Aim: Print the data exactly as it is given, please.

Listing:
[start]

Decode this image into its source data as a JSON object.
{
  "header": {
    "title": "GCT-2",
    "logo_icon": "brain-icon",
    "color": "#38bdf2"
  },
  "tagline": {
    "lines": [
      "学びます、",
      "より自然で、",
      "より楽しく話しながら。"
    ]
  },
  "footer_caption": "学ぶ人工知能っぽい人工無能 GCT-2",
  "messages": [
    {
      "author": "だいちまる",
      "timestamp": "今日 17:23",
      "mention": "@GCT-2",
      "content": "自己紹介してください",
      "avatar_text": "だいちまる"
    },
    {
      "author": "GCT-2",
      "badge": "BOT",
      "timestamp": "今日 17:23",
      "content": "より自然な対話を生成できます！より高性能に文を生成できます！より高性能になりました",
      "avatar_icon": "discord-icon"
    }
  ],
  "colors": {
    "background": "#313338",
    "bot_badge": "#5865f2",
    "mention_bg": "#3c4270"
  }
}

[end]

Written answer:
Decode this image into its source data as a JSON object.
{
  "header": {
    "title": "GCT-2",
    "logo_icon": "brain-icon",
    "color": "#38bdf2"
  },
  "tagline": {
    "lines": [
      "学びます、",
      "より自然で、",
      "より楽しく話しながら。"
    ]
  },
  "footer_caption": "学ぶ人工知能っぽい人工無能 GCT-2",
  "messages": [
    {
      "author": "だいちまる",
      "timestamp": "今日 17:23",
      "mention": "@GCT-2",
      "content": "自己紹介してください",
      "avatar_text": "だいちまる"
    },
    {
      "author": "GCT-2",
      "badge": "BOT",
      "timestamp": "今日 17:23",
      "content": "より自然な対話を生成できます！より高性能に文を生成できます！より高性能になりました",
      "avatar_icon": "discord-icon"
    }
  ],
  "colors": {
    "background": "#313338",
    "bot_badge": "#5865f2",
    "mention_bg": "#3c4270"
  }
}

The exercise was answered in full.